Problem description
Repeat the entire listing exactly as written.

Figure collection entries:

○ ○ ○ ○ ○

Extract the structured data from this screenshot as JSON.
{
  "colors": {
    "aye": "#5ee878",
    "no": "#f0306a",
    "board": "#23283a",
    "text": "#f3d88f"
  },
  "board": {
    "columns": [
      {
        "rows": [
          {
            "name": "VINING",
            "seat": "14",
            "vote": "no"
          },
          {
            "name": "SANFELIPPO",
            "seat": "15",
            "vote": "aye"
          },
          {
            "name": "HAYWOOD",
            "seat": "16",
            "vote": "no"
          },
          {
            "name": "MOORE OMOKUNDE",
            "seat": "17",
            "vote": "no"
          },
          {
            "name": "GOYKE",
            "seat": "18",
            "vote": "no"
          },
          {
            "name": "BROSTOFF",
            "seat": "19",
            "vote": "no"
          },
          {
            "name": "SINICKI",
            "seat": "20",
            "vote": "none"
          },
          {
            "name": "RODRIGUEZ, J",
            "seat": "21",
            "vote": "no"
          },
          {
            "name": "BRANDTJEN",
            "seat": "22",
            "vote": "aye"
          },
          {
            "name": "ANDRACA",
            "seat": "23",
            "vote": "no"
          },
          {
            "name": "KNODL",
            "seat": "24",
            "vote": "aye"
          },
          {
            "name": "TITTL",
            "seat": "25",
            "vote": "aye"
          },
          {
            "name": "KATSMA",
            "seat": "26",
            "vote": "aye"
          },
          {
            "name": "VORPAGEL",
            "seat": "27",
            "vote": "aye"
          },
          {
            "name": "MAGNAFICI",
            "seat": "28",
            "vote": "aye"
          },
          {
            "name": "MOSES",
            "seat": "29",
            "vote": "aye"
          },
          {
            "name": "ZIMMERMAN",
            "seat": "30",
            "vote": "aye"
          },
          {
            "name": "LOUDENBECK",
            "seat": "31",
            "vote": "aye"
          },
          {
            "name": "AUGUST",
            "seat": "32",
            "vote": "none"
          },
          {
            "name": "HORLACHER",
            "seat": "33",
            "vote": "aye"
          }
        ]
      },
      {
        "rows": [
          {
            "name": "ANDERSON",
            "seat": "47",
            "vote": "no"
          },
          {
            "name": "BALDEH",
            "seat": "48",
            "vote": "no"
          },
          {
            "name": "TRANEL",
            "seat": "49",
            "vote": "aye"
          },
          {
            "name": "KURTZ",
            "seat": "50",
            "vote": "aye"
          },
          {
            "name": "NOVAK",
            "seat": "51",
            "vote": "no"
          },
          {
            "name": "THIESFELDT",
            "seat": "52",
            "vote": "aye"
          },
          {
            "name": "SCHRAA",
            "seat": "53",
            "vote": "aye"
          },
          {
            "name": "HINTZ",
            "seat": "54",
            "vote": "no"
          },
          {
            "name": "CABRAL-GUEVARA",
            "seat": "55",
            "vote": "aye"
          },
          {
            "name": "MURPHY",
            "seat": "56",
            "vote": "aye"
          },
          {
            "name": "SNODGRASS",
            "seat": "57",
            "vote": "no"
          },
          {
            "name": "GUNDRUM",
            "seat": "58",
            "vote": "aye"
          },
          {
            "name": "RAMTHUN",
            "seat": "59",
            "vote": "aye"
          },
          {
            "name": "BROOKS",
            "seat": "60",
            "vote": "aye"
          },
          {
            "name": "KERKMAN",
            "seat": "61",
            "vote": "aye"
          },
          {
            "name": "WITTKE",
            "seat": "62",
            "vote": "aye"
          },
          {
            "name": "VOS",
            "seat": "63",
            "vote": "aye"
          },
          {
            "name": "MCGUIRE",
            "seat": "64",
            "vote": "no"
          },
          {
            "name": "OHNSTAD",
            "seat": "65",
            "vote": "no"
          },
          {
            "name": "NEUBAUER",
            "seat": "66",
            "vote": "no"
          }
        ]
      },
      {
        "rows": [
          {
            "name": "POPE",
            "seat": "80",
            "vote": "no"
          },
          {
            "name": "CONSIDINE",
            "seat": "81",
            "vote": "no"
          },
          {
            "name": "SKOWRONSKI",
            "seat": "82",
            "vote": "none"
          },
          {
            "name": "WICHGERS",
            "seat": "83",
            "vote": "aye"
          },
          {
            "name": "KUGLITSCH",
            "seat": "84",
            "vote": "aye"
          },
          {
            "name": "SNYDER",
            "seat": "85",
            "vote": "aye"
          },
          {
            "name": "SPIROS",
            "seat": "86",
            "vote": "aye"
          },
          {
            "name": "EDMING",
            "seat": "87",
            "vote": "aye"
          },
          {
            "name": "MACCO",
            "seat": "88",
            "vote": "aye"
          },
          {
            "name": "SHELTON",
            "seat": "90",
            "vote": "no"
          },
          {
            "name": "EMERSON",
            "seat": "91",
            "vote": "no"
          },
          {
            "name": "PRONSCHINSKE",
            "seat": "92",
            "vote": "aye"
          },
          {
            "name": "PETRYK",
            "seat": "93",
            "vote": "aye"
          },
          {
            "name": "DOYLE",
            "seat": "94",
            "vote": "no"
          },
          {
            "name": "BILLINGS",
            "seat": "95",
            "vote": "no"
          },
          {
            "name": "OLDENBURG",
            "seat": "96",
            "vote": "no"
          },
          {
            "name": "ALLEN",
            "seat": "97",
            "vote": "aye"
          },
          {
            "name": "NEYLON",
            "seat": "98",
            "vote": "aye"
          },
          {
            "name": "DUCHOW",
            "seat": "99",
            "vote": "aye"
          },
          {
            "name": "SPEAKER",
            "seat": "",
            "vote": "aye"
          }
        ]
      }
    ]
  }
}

○ ○ ○ ○ ○

Answer in full
Extract the structured data from this screenshot as JSON.
{
  "colors": {
    "aye": "#5ee878",
    "no": "#f0306a",
    "board": "#23283a",
    "text": "#f3d88f"
  },
  "board": {
    "columns": [
      {
        "rows": [
          {
            "name": "VINING",
            "seat": "14",
            "vote": "no"
          },
          {
            "name": "SANFELIPPO",
            "seat": "15",
            "vote": "aye"
          },
          {
            "name": "HAYWOOD",
            "seat": "16",
            "vote": "no"
          },
          {
            "name": "MOORE OMOKUNDE",
            "seat": "17",
            "vote": "no"
          },
          {
            "name": "GOYKE",
            "seat": "18",
            "vote": "no"
          },
          {
            "name": "BROSTOFF",
            "seat": "19",
            "vote": "no"
          },
          {
            "name": "SINICKI",
            "seat": "20",
            "vote": "none"
          },
          {
            "name": "RODRIGUEZ, J",
            "seat": "21",
            "vote": "no"
          },
          {
            "name": "BRANDTJEN",
            "seat": "22",
            "vote": "aye"
          },
          {
            "name": "ANDRACA",
            "seat": "23",
            "vote": "no"
          },
          {
            "name": "KNODL",
            "seat": "24",
            "vote": "aye"
          },
          {
            "name": "TITTL",
            "seat": "25",
            "vote": "aye"
          },
          {
            "name": "KATSMA",
            "seat": "26",
            "vote": "aye"
          },
          {
            "name": "VORPAGEL",
            "seat": "27",
            "vote": "aye"
          },
          {
            "name": "MAGNAFICI",
            "seat": "28",
            "vote": "aye"
          },
          {
            "name": "MOSES",
            "seat": "29",
            "vote": "aye"
          },
          {
            "name": "ZIMMERMAN",
            "seat": "30",
            "vote": "aye"
          },
          {
            "name": "LOUDENBECK",
            "seat": "31",
            "vote": "aye"
          },
          {
            "name": "AUGUST",
            "seat": "32",
            "vote": "none"
          },
          {
            "name": "HORLACHER",
            "seat": "33",
            "vote": "aye"
          }
        ]
      },
      {
        "rows": [
          {
            "name": "ANDERSON",
            "seat": "47",
            "vote": "no"
          },
          {
            "name": "BALDEH",
            "seat": "48",
            "vote": "no"
          },
          {
            "name": "TRANEL",
            "seat": "49",
            "vote": "aye"
          },
          {
            "name": "KURTZ",
            "seat": "50",
            "vote": "aye"
          },
          {
            "name": "NOVAK",
            "seat": "51",
            "vote": "no"
          },
          {
            "name": "THIESFELDT",
            "seat": "52",
            "vote": "aye"
          },
          {
            "name": "SCHRAA",
            "seat": "53",
            "vote": "aye"
          },
          {
            "name": "HINTZ",
            "seat": "54",
            "vote": "no"
          },
          {
            "name": "CABRAL-GUEVARA",
            "seat": "55",
            "vote": "aye"
          },
          {
            "name": "MURPHY",
            "seat": "56",
            "vote": "aye"
          },
          {
            "name": "SNODGRASS",
            "seat": "57",
            "vote": "no"
          },
          {
            "name": "GUNDRUM",
            "seat": "58",
            "vote": "aye"
          },
          {
            "name": "RAMTHUN",
            "seat": "59",
            "vote": "aye"
          },
          {
            "name": "BROOKS",
            "seat": "60",
            "vote": "aye"
          },
          {
            "name": "KERKMAN",
            "seat": "61",
            "vote": "aye"
          },
          {
            "name": "WITTKE",
            "seat": "62",
            "vote": "aye"
          },
          {
            "name": "VOS",
            "seat": "63",
            "vote": "aye"
          },
          {
            "name": "MCGUIRE",
            "seat": "64",
            "vote": "no"
          },
          {
            "name": "OHNSTAD",
            "seat": "65",
            "vote": "no"
          },
          {
            "name": "NEUBAUER",
            "seat": "66",
            "vote": "no"
          }
        ]
      },
      {
        "rows": [
          {
            "name": "POPE",
            "seat": "80",
            "vote": "no"
          },
          {
            "name": "CONSIDINE",
            "seat": "81",
            "vote": "no"
          },
          {
            "name": "SKOWRONSKI",
            "seat": "82",
            "vote": "none"
          },
          {
            "name": "WICHGERS",
            "seat": "83",
            "vote": "aye"
          },
          {
            "name": "KUGLITSCH",
            "seat": "84",
            "vote": "aye"
          },
          {
            "name": "SNYDER",
            "seat": "85",
            "vote": "aye"
          },
          {
            "name": "SPIROS",
            "seat": "86",
            "vote": "aye"
          },
          {
            "name": "EDMING",
            "seat": "87",
            "vote": "aye"
          },
          {
            "name": "MACCO",
            "seat": "88",
            "vote": "aye"
          },
          {
            "name": "SHELTON",
            "seat": "90",
            "vote": "no"
          },
          {
            "name": "EMERSON",
            "seat": "91",
            "vote": "no"
          },
          {
            "name": "PRONSCHINSKE",
            "seat": "92",
            "vote": "aye"
          },
          {
            "name": "PETRYK",
            "seat": "93",
            "vote": "aye"
          },
          {
            "name": "DOYLE",
            "seat": "94",
            "vote": "no"
          },
          {
            "name": "BILLINGS",
            "seat": "95",
            "vote": "no"
          },
          {
            "name": "OLDENBURG",
            "seat": "96",
            "vote": "no"
          },
          {
            "name": "ALLEN",
            "seat": "97",
            "vote": "aye"
          },
          {
            "name": "NEYLON",
            "seat": "98",
            "vote": "aye"
          },
          {
            "name": "DUCHOW",
            "seat": "99",
            "vote": "aye"
          },
          {
            "name": "SPEAKER",
            "seat": "",
            "vote": "aye"
          }
        ]
      }
    ]
  }
}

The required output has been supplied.